== Challenge 1 ==
In the character description, rewrite the paragraph beginning "Tulius - Tall and broad" as a short bulleted list that keeps all of its main facts.
** Begin Given text **
Two rings, one of which allows him to shift his appearance to that of Tulius and one which shifts it to that of Quickknife.
Sadis - Tall and lean. Gray hair and a handlebar mustache, which he frequently tweaks. Presents a very cultured look.
Tulius - Tall and broad. Wears a two-handed sword across his back and has a long jagged scar down the right side of his face. Tan skin.
Quickknife - Albino. Short and lean. Wears two knives on his belt and a third in left boot.
Sadis is the son of Finqui Keck, a bard who knew almost every thief, assassin, and scoundrel in the country. Finqui acted as a liason between nobles and these thieves, hiring their services to the wealthy noblemen. This way, the thief never knew who hired him, and the noble never knew who they hired, leaving Finqui as the only person who knew it all. Sadis picked up much of this knowledge while he traveled with his father (his mother died in chidbirth.) When Finqui died in a duel with a rival bard, Sadis, now about 17, took up the business, excluding the bard part. However, although the job was very lucrative, as one would imagine, Sadis wanted more. So, using a large portion of his wealth, he purchased the first of the rings mentioned above (the Tulius one.) Occasionally (about 1 in 10 jobs) Sadis would disguise himself as Tulius and then go and sell out the assassin or thief whose services he had just sold to the target. This way, Sadis made money for finding an assassin and for saving the target’s life/possessions. Sadis continued this for many years, but eventually his greed returned. This time, Sadis began to spread rumors of an incredible assassin from a foreign land. He called this assassin Quickknife (an anagram of his father’s name.) After a few months of spreading rumors, Sadis purchased the second ring mentioned above. Now, Sadis would, on somewhat easy assassinations, sell the services of Quickknife. Sadis is talented enough to pull off any jobs he accepts, and in those which would be too difficult for Quickknife, Tulius “sells him out.” However, Tulius has since announced a grudge against Quickknife (if asked why he rubs his scar, not verbally answering.) Tulius always demands the privelege of fighting Quickknife for himself. And, of course, he never fails. Thus, on Sadis’ most profitable jobs, he makes money as Sadis, Quickknife, and Tulius. Also note that Quickknife succeeds on enough jobs to keep up his reputation as a remarkable assassin. For Sadis, the having of wealth is not nearly as important as the acquisitionof it. He is far from miserly. Approximately 1/3 of his wealth he distributes amongst his contacts. Another 1/3 goes to maintaining his gear and his (Sadis’) mansion. The final 1/3 Sadis spends on necessities and valuables. A note on his mansion: Sadis has a remarkable love of traps, and his mansion is full of them. It is the perfect place to put a “Who would be crazy enough to build that” trap.
** End Given text **
== Challenge 2 ==
In the records, replace "exam-header" with "exam-banner" in everything from the line containing "subject-label: ΕΞΕΤΑΖΟΜΕΝΟ ΜΑΘΗΜΑ:: [233, 136, 447, 153]" down to the line containing "statement-epsilon-label: ε.: [85, 690, 97, 709]". Return only those lines and leave everything else unchanged.
** Begin Input **
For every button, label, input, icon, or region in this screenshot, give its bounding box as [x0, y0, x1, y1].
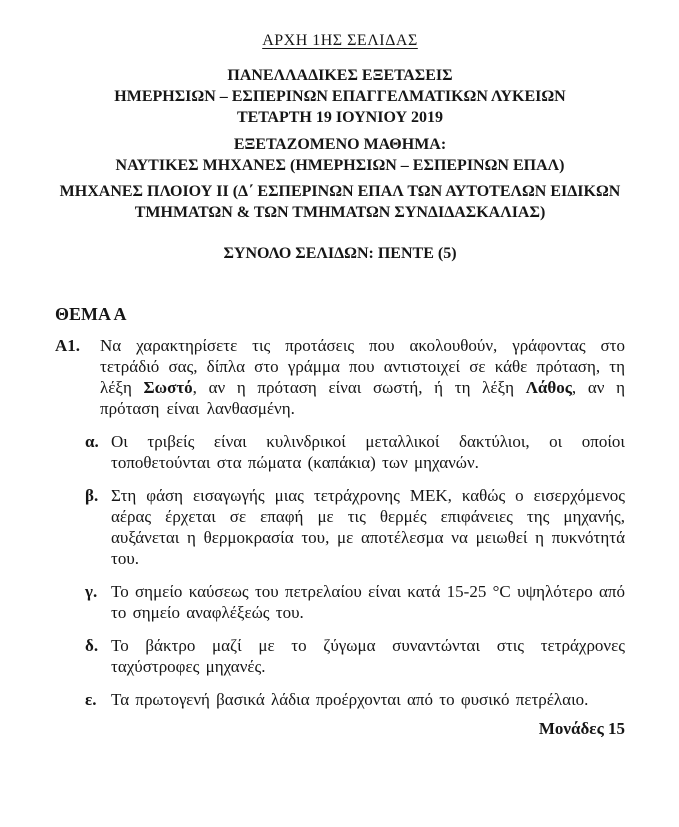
subject-label: ΕΞΕΤΑΖΟΜΕΝΟ ΜΑΘΗΜΑ:: [233, 136, 447, 153]
statement-delta-text: Το βάκτρο μαζί με το ζύγωμα συναντώνται στις τετράχρονες ταχύστροφες μηχανές.: [111, 636, 625, 676]
statement-beta: [85, 485, 625, 569]
page-start-marker: ΑΡΧΗ 1ΗΣ ΣΕΛΙΔΑΣ: [262, 32, 418, 49]
statement-gamma-text: Το σημείο καύσεως του πετρελαίου είναι κατά 15-25 °C υψηλότερο από το σημείο αναφλέξεώς του.: [111, 582, 625, 622]
question-a1-text: [100, 335, 625, 419]
exam-subject-block: [55, 134, 625, 176]
statement-epsilon-text: Τα πρωτογενή βασικά λάδια προέρχονται από το φυσικό πετρέλαιο.: [111, 690, 589, 709]
total-pages-line: ΣΥΝΟΛΟ ΣΕΛΙΔΩΝ: ΠΕΝΤΕ (5): [223, 245, 457, 262]
exam-header: [55, 65, 625, 128]
statement-beta-label: β.: [85, 486, 99, 505]
a1-text-part2: , αν η πρόταση είναι σωστή, ή τη λέξη: [192, 378, 526, 397]
subject-secondary: ΜΗΧΑΝΕΣ ΠΛΟΙΟΥ ΙΙ (Δ΄ ΕΣΠΕΡΙΝΩΝ ΕΠΑΛ ΤΩΝ ΑΥΤΟΤΕΛΩΝ ΕΙΔΙΚΩΝ ΤΜΗΜΑΤΩΝ & ΤΩΝ ΤΜΗΜΑΤΩΝ ΣΥΝΔΙΔΑΣΚΑΛΙΑΣ): [59, 183, 621, 221]
statement-alpha: [85, 431, 625, 473]
a1-bold-correct: Σωστό: [143, 378, 193, 397]
statement-beta-text: Στη φάση εισαγωγής μιας τετράχρονης ΜΕΚ, καθώς ο εισερχόμενος αέρας έρχεται σε επαφή με τις θερμές επιφάνειες της μηχανής, αυξάνεται η θερμοκρασία του, με αποτέλεσμα να μειωθεί η πυκνότητά του.: [111, 486, 625, 568]
statement-epsilon-label: ε.: [85, 690, 97, 709]
statement-alpha-text: Οι τριβείς είναι κυλινδρικοί μεταλλικοί δακτύλιοι, οι οποίοι τοποθετούνται στα πώματα (καπάκια) των μηχανών.: [111, 432, 625, 472]
theme-a-heading: ΘΕΜΑ Α: [55, 304, 127, 324]
a1-text-part1: Να χαρακτηρίσετε τις προτάσεις που ακολουθούν, γράφοντας στο τετράδιό σας, δίπλα στο γράμμα που αντιστοιχεί σε κάθε πρόταση, τη λέξη: [100, 336, 625, 397]
statement-epsilon: [85, 689, 625, 710]
exam-schools-line: ΗΜΕΡΗΣΙΩΝ – ΕΣΠΕΡΙΝΩΝ ΕΠΑΓΓΕΛΜΑΤΙΚΩΝ ΛΥΚΕΙΩΝ: [114, 88, 566, 105]
subject-primary: ΝΑΥΤΙΚΕΣ ΜΗΧΑΝΕΣ (ΗΜΕΡΗΣΙΩΝ – ΕΣΠΕΡΙΝΩΝ ΕΠΑΛ): [115, 157, 565, 174]
statement-delta-label: δ.: [85, 636, 99, 655]
question-a1-label: Α1.: [55, 336, 81, 355]
statement-gamma-label: γ.: [85, 582, 98, 601]
exam-subject-secondary-block: [55, 181, 625, 223]
question-a1: [55, 335, 625, 419]
statement-alpha-label: α.: [85, 432, 99, 451]
statement-delta: [85, 635, 625, 677]
marks-line: Μονάδες 15: [538, 719, 625, 738]
statement-gamma: [85, 581, 625, 623]
a1-bold-wrong: Λάθος: [525, 378, 572, 397]
exam-date: ΤΕΤΑΡΤΗ 19 ΙΟΥΝΙΟΥ 2019: [236, 109, 444, 126]
exam-title: ΠΑΝΕΛΛΑΔΙΚΕΣ ΕΞΕΤΑΣΕΙΣ: [227, 67, 453, 84]
a1-text-part3: , αν η πρόταση είναι λανθασμένη.: [100, 378, 625, 418]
** End Input **
== Solution 1 ==
Tulius:
- Tall and broad
- Carries a two-handed sword across his back
- Has a long jagged scar down the right side of his face
- Tan skin

== Solution 2 ==
subject-label: ΕΞΕΤΑΖΟΜΕΝΟ ΜΑΘΗΜΑ:: [233, 136, 447, 153]
statement-delta-text: Το βάκτρο μαζί με το ζύγωμα συναντώνται στις τετράχρονες ταχύστροφες μηχανές.: [111, 636, 625, 676]
statement-beta: [85, 485, 625, 569]
page-start-marker: ΑΡΧΗ 1ΗΣ ΣΕΛΙΔΑΣ: [262, 32, 418, 49]
statement-gamma-text: Το σημείο καύσεως του πετρελαίου είναι κατά 15-25 °C υψηλότερο από το σημείο αναφλέξεώς του.: [111, 582, 625, 622]
question-a1-text: [100, 335, 625, 419]
exam-subject-block: [55, 134, 625, 176]
statement-epsilon-text: Τα πρωτογενή βασικά λάδια προέρχονται από το φυσικό πετρέλαιο.: [111, 690, 589, 709]
total-pages-line: ΣΥΝΟΛΟ ΣΕΛΙΔΩΝ: ΠΕΝΤΕ (5): [223, 245, 457, 262]
exam-banner: [55, 65, 625, 128]
statement-beta-label: β.: [85, 486, 99, 505]
a1-text-part2: , αν η πρόταση είναι σωστή, ή τη λέξη: [192, 378, 526, 397]
subject-secondary: ΜΗΧΑΝΕΣ ΠΛΟΙΟΥ ΙΙ (Δ΄ ΕΣΠΕΡΙΝΩΝ ΕΠΑΛ ΤΩΝ ΑΥΤΟΤΕΛΩΝ ΕΙΔΙΚΩΝ ΤΜΗΜΑΤΩΝ & ΤΩΝ ΤΜΗΜΑΤΩΝ ΣΥΝΔΙΔΑΣΚΑΛΙΑΣ): [59, 183, 621, 221]
statement-alpha: [85, 431, 625, 473]
a1-bold-correct: Σωστό: [143, 378, 193, 397]
statement-beta-text: Στη φάση εισαγωγής μιας τετράχρονης ΜΕΚ, καθώς ο εισερχόμενος αέρας έρχεται σε επαφή με τις θερμές επιφάνειες της μηχανής, αυξάνεται η θερμοκρασία του, με αποτέλεσμα να μειωθεί η πυκνότητά του.: [111, 486, 625, 568]
statement-epsilon-label: ε.: [85, 690, 97, 709]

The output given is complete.